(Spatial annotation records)
-- begin --
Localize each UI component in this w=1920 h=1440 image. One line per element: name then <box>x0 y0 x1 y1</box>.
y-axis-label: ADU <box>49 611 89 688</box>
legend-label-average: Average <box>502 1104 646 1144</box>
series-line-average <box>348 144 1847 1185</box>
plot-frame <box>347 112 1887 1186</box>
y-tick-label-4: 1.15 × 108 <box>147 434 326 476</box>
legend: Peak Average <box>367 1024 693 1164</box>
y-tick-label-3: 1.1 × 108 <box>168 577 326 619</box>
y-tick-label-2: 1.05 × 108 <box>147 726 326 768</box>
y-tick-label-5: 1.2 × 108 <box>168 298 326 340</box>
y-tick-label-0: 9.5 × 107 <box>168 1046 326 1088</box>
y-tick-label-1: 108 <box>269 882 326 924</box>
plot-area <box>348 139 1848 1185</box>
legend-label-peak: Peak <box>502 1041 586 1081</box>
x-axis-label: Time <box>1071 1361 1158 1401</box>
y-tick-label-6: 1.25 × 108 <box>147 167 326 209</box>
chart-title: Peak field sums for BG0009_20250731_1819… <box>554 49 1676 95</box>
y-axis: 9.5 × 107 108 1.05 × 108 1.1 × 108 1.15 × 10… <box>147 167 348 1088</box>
-- end --
-- begin --
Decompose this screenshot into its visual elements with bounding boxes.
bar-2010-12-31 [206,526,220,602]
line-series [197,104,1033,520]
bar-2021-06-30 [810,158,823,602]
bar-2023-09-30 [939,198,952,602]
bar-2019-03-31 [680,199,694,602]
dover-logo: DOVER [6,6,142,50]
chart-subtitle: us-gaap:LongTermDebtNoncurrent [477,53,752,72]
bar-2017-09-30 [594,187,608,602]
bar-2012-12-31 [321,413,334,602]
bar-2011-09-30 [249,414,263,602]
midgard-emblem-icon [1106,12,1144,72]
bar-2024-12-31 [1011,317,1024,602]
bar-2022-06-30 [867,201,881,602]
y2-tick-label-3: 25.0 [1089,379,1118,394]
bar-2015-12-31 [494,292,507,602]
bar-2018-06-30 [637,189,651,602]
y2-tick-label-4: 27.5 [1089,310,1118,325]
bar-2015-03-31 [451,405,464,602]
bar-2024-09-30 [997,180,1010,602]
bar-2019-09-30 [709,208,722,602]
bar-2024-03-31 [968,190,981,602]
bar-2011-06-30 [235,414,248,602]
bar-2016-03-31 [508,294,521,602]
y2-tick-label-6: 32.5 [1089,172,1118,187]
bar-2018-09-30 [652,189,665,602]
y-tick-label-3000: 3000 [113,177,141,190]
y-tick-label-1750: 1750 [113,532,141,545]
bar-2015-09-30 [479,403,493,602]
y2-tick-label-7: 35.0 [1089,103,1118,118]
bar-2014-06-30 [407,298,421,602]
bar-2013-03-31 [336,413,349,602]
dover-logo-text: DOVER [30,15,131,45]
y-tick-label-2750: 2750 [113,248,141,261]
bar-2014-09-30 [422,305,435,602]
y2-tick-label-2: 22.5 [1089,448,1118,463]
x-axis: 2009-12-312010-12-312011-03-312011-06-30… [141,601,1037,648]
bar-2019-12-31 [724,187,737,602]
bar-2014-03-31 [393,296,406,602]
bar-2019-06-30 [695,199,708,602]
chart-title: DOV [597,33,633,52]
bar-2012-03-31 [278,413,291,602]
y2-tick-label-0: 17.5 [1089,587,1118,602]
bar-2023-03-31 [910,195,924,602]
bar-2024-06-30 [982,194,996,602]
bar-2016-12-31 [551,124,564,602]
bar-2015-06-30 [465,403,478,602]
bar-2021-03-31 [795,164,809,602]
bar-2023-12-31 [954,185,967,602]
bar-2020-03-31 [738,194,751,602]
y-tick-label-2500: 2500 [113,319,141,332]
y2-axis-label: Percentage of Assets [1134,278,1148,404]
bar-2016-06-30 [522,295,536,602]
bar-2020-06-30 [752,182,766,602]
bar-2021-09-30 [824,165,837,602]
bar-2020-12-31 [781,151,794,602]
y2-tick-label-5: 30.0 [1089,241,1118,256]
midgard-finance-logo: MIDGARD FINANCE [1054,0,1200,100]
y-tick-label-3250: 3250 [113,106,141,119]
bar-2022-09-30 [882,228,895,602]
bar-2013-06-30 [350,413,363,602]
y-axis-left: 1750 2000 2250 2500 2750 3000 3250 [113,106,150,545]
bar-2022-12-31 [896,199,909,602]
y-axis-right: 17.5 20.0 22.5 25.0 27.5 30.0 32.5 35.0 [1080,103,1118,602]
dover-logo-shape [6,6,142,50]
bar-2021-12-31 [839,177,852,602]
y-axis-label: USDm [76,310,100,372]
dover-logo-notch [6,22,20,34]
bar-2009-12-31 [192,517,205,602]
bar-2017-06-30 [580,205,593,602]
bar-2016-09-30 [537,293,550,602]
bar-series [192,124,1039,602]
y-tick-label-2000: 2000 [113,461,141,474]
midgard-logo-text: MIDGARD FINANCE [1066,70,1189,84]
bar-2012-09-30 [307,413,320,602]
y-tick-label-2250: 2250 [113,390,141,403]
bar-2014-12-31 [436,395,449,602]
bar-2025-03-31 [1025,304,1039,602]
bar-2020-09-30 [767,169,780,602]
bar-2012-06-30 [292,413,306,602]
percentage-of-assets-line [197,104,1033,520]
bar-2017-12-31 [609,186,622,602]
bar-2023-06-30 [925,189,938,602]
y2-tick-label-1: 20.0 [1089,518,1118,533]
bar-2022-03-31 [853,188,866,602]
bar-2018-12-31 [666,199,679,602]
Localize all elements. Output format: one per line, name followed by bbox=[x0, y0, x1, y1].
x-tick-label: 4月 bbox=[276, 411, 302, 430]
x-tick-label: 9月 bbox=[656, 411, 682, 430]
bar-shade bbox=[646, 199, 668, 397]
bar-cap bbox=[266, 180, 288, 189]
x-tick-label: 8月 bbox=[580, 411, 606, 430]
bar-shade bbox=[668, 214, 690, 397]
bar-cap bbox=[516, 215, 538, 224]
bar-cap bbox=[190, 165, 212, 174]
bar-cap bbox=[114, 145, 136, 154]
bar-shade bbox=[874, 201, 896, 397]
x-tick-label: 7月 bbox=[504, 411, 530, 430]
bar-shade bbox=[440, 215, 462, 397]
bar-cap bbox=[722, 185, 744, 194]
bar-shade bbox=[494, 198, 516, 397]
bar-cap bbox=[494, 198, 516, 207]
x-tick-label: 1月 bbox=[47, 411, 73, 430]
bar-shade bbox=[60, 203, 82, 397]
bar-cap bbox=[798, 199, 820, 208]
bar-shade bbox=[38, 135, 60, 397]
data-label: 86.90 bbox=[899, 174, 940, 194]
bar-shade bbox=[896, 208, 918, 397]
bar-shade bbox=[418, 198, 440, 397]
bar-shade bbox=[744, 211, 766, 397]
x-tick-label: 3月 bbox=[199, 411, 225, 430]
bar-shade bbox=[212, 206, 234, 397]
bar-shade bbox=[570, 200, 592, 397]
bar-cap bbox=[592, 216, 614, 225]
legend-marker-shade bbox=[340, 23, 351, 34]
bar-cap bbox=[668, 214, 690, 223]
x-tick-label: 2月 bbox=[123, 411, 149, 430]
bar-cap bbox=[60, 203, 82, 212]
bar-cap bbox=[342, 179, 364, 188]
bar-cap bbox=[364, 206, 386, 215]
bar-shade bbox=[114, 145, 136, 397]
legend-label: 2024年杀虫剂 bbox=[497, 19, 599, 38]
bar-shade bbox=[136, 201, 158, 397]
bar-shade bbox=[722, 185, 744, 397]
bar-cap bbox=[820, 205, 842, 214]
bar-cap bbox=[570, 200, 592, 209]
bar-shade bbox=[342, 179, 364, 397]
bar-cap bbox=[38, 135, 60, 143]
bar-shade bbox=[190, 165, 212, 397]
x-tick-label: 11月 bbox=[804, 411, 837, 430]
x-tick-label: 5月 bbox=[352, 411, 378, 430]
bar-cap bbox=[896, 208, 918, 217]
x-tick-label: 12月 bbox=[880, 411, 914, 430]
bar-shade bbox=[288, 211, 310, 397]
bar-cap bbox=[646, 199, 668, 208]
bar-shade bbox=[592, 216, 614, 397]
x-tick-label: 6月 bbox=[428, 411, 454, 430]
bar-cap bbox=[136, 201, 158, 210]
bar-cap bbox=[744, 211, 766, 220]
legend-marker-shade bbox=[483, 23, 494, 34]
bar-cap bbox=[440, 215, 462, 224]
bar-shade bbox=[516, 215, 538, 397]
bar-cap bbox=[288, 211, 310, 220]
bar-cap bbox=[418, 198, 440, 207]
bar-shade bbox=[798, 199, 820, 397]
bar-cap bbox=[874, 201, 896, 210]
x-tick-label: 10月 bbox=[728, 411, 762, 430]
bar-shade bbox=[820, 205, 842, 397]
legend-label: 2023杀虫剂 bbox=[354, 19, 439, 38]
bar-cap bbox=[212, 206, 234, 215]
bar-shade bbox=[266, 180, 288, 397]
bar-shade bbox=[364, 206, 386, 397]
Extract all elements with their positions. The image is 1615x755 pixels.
-- end --
Exercise: Convert the lines from the one containing "Decompose this screenshot" to the one containing "y2-tick-label-0: 17.5 [1089,587,1118,602]" into a Markdown table with the columns Row and Content, one numbered row per line and blank lines omitted.

Written response:
| Row | Content |
|---|---|
| 1 | Decompose this screenshot into its visual elements with bounding boxes. |
| 2 | bar-2010-12-31 [206,526,220,602] |
| 3 | line-series [197,104,1033,520] |
| 4 | bar-2021-06-30 [810,158,823,602] |
| 5 | bar-2023-09-30 [939,198,952,602] |
| 6 | bar-2019-03-31 [680,199,694,602] |
| 7 | dover-logo: DOVER [6,6,142,50] |
| 8 | chart-subtitle: us-gaap:LongTermDebtNoncurrent [477,53,752,72] |
| 9 | bar-2017-09-30 [594,187,608,602] |
| 10 | bar-2012-12-31 [321,413,334,602] |
| 11 | bar-2011-09-30 [249,414,263,602] |
| 12 | midgard-emblem-icon [1106,12,1144,72] |
| 13 | bar-2024-12-31 [1011,317,1024,602] |
| 14 | bar-2022-06-30 [867,201,881,602] |
| 15 | y2-tick-label-3: 25.0 [1089,379,1118,394] |
| 16 | bar-2015-12-31 [494,292,507,602] |
| 17 | bar-2018-06-30 [637,189,651,602] |
| 18 | y2-tick-label-4: 27.5 [1089,310,1118,325] |
| 19 | bar-2015-03-31 [451,405,464,602] |
| 20 | bar-2024-09-30 [997,180,1010,602] |
| 21 | bar-2019-09-30 [709,208,722,602] |
| 22 | bar-2024-03-31 [968,190,981,602] |
| 23 | bar-2011-06-30 [235,414,248,602] |
| 24 | bar-2016-03-31 [508,294,521,602] |
| 25 | y2-tick-label-6: 32.5 [1089,172,1118,187] |
| 26 | bar-2018-09-30 [652,189,665,602] |
| 27 | y-tick-label-3000: 3000 [113,177,141,190] |
| 28 | y-tick-label-1750: 1750 [113,532,141,545] |
| 29 | bar-2015-09-30 [479,403,493,602] |
| 30 | y2-tick-label-7: 35.0 [1089,103,1118,118] |
| 31 | bar-2014-06-30 [407,298,421,602] |
| 32 | bar-2013-03-31 [336,413,349,602] |
| 33 | dover-logo-text: DOVER [30,15,131,45] |
| 34 | y-tick-label-2750: 2750 [113,248,141,261] |
| 35 | bar-2014-09-30 [422,305,435,602] |
| 36 | y2-tick-label-2: 22.5 [1089,448,1118,463] |
| 37 | x-axis: 2009-12-312010-12-312011-03-312011-06-30… [141,601,1037,648] |
| 38 | bar-2019-12-31 [724,187,737,602] |
| 39 | bar-2014-03-31 [393,296,406,602] |
| 40 | bar-2019-06-30 [695,199,708,602] |
| 41 | chart-title: DOV [597,33,633,52] |
| 42 | bar-2012-03-31 [278,413,291,602] |
| 43 | y2-tick-label-0: 17.5 [1089,587,1118,602] |